Extracted data entries
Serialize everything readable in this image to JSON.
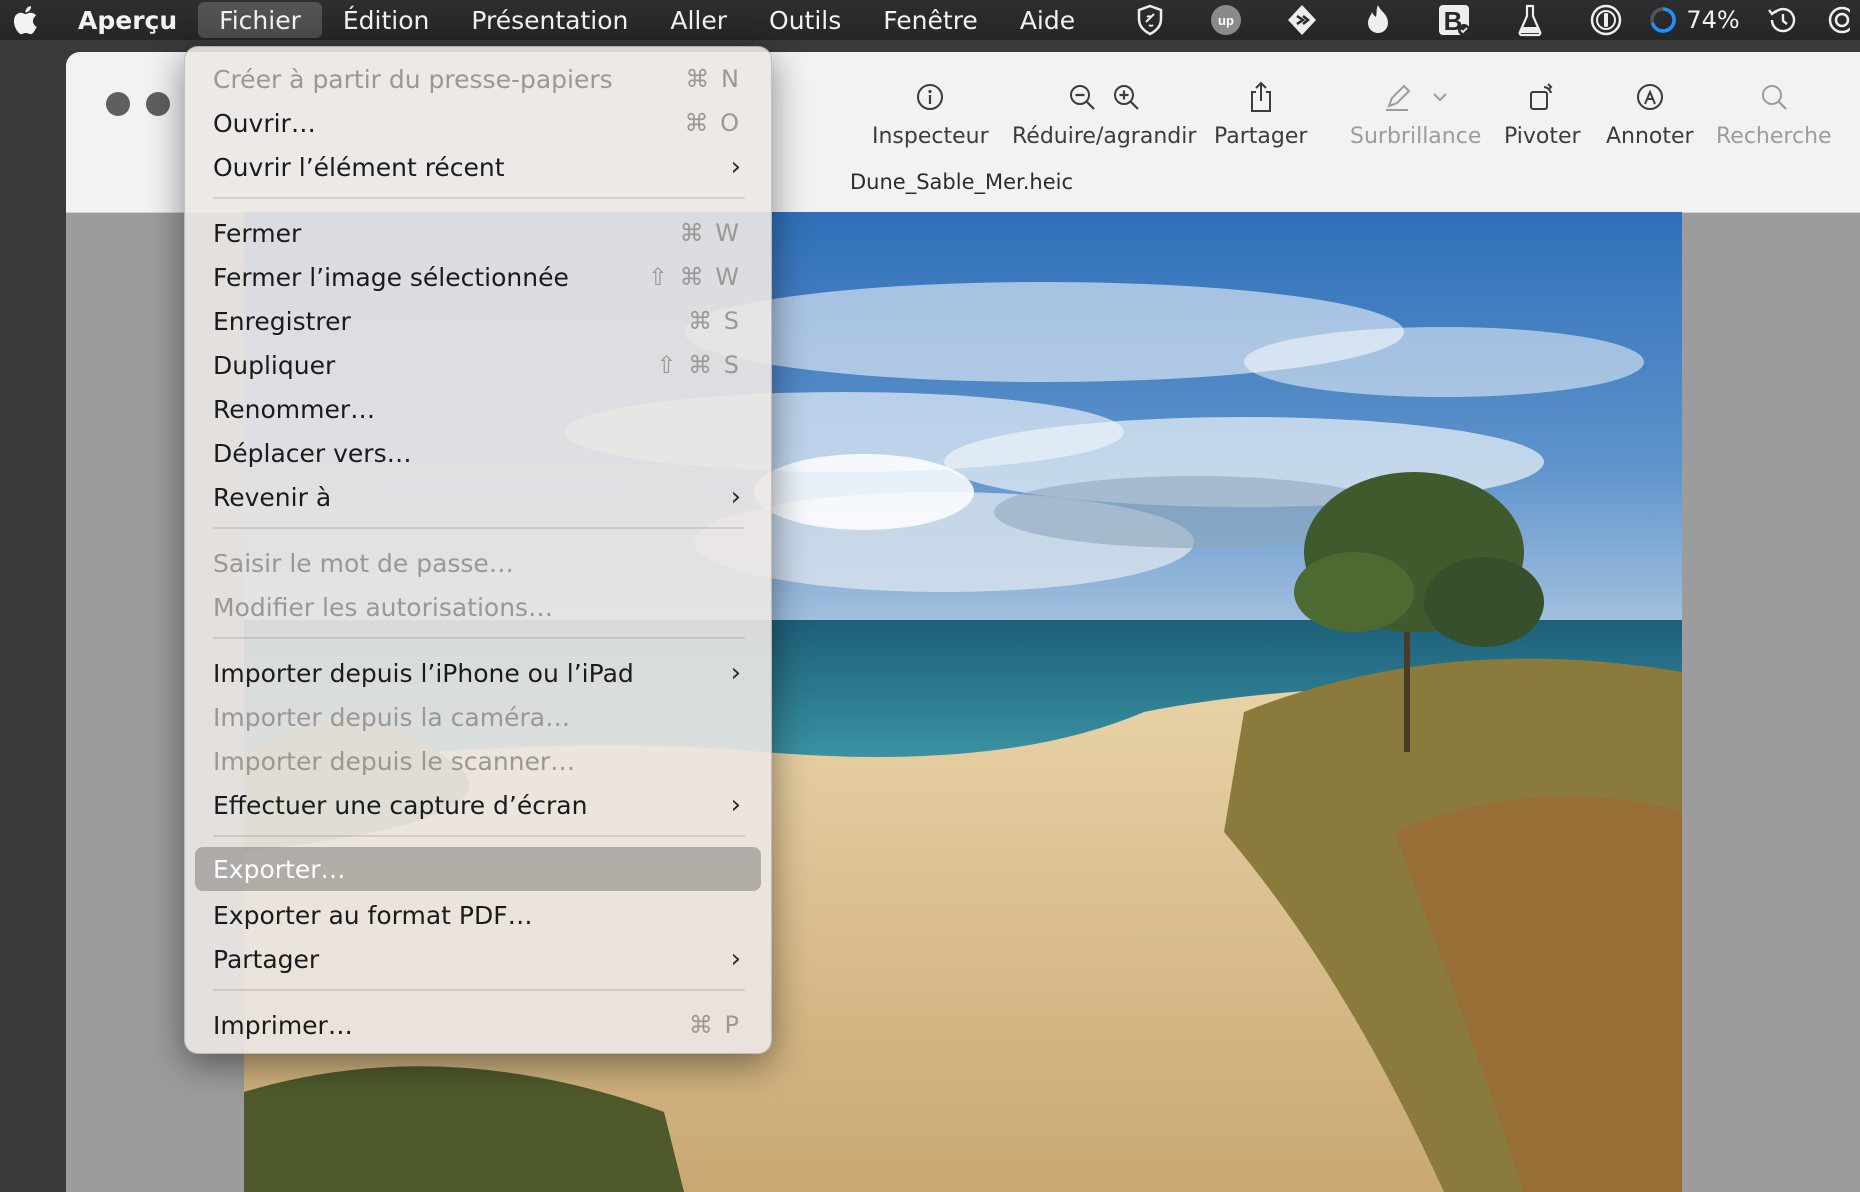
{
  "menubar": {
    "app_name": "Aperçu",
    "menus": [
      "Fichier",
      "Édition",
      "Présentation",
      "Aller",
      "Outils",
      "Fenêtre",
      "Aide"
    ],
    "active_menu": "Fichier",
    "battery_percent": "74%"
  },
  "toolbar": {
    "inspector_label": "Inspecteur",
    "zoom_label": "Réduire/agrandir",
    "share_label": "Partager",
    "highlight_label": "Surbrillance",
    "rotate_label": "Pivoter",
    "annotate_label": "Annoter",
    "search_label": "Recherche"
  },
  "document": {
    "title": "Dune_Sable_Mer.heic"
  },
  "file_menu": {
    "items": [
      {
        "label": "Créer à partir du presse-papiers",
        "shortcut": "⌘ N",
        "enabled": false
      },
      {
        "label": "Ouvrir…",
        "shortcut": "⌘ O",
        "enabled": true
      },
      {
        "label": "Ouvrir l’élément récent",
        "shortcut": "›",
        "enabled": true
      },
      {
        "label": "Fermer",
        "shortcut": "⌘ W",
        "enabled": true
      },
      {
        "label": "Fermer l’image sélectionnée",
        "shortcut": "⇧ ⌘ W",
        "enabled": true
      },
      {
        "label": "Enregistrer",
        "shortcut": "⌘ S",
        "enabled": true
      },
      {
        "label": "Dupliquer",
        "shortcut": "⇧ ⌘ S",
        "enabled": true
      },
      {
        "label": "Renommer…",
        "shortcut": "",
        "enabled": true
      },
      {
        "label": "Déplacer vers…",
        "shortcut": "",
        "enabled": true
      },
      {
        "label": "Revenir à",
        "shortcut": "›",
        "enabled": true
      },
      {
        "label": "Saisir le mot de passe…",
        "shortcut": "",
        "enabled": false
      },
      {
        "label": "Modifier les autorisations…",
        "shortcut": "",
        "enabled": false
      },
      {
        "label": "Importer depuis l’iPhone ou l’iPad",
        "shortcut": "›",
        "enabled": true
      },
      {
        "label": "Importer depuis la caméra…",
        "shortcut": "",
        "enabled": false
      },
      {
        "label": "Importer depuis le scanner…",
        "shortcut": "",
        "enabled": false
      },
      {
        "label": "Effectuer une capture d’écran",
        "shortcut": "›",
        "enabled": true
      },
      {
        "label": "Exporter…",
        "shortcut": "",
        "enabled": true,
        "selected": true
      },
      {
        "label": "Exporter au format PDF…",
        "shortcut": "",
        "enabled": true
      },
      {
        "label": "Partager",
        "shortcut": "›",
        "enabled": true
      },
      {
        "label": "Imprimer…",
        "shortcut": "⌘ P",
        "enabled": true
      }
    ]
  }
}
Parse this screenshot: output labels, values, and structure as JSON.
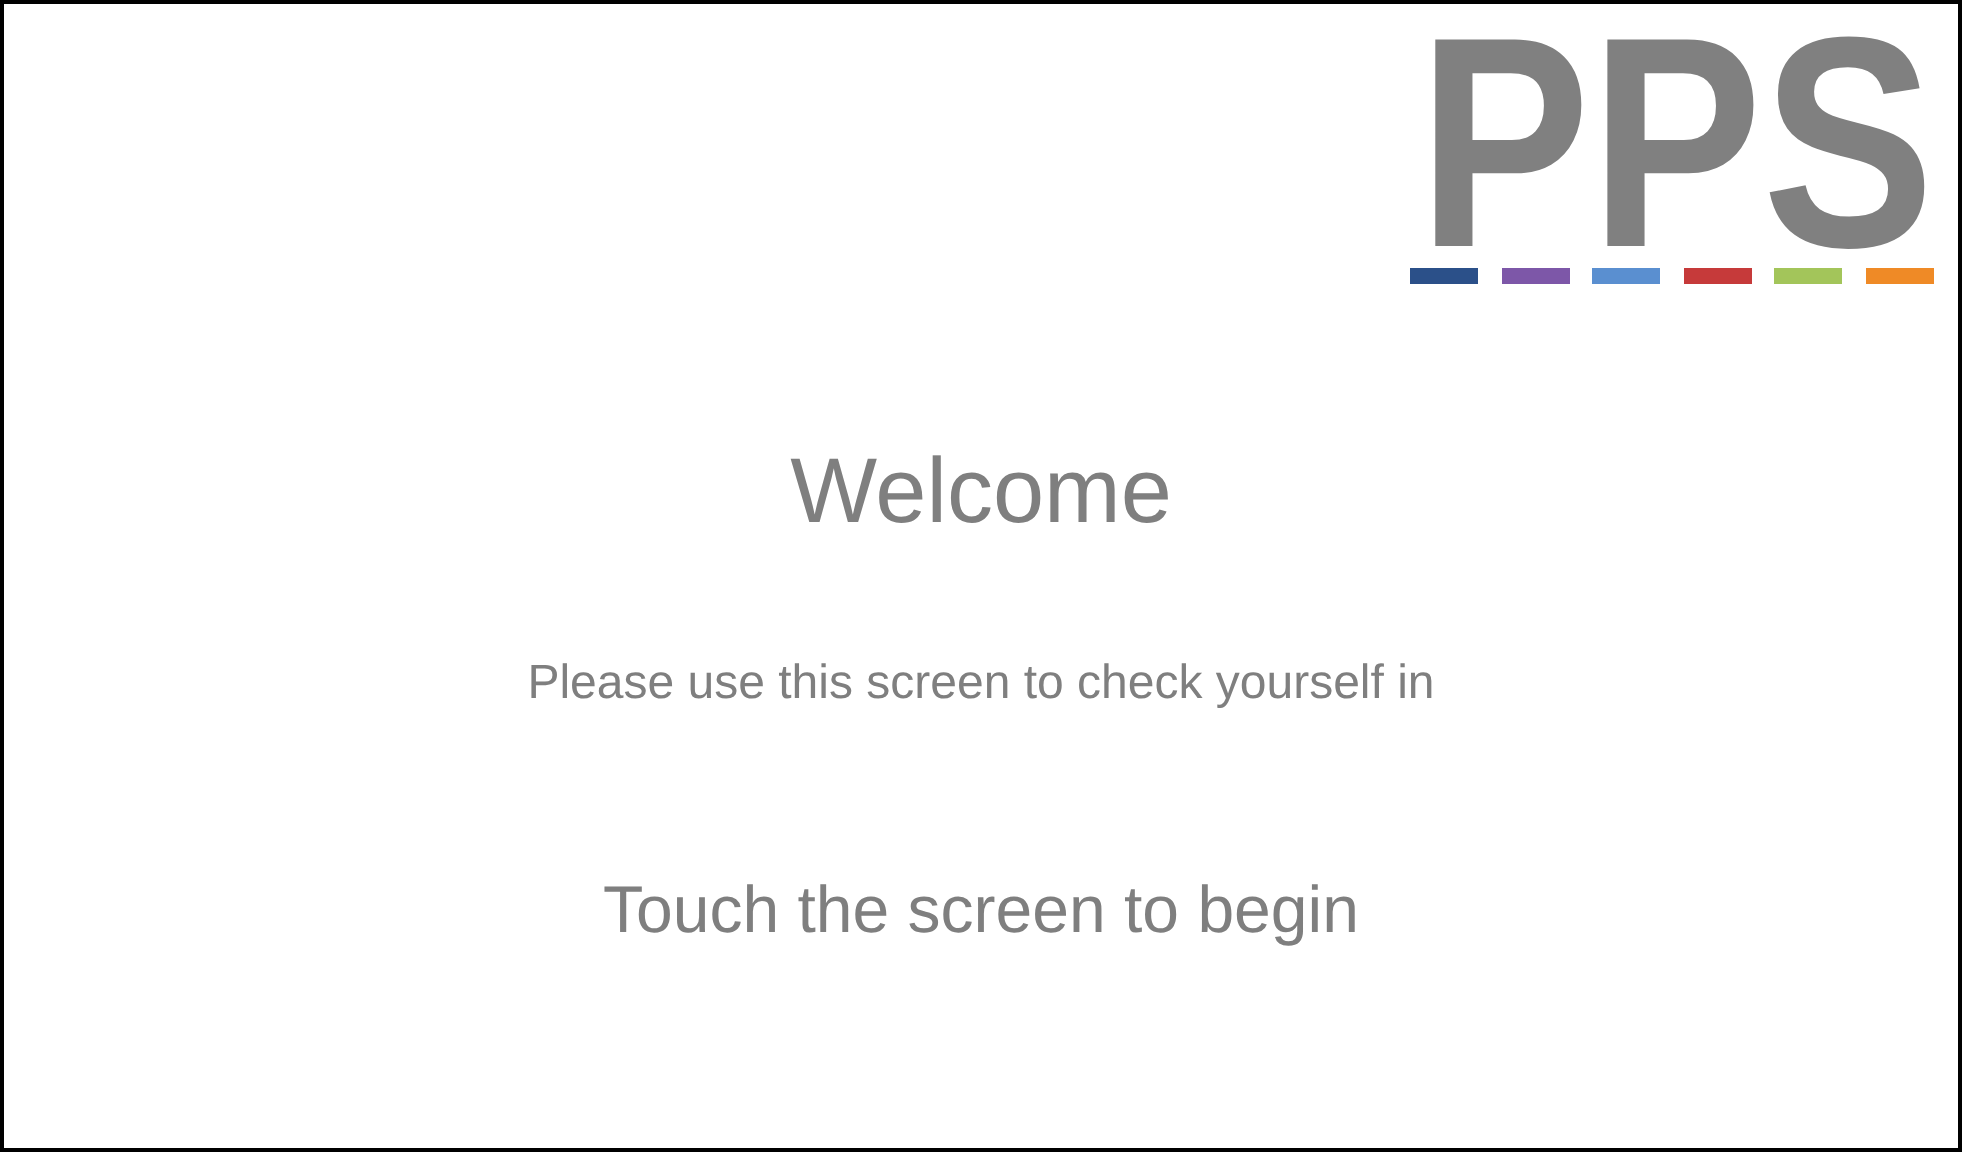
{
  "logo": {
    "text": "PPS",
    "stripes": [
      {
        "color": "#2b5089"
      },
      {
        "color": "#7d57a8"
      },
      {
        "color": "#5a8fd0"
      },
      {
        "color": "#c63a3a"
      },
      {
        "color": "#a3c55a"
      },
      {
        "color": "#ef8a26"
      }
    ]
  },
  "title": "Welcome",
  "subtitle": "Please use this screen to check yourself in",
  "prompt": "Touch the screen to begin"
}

Requirement » Return every line in the listing that contains the word "image".

Correct result »
Serialize everything readable in this image to JSON.
        "label": "Fermer l’image sélectionnée",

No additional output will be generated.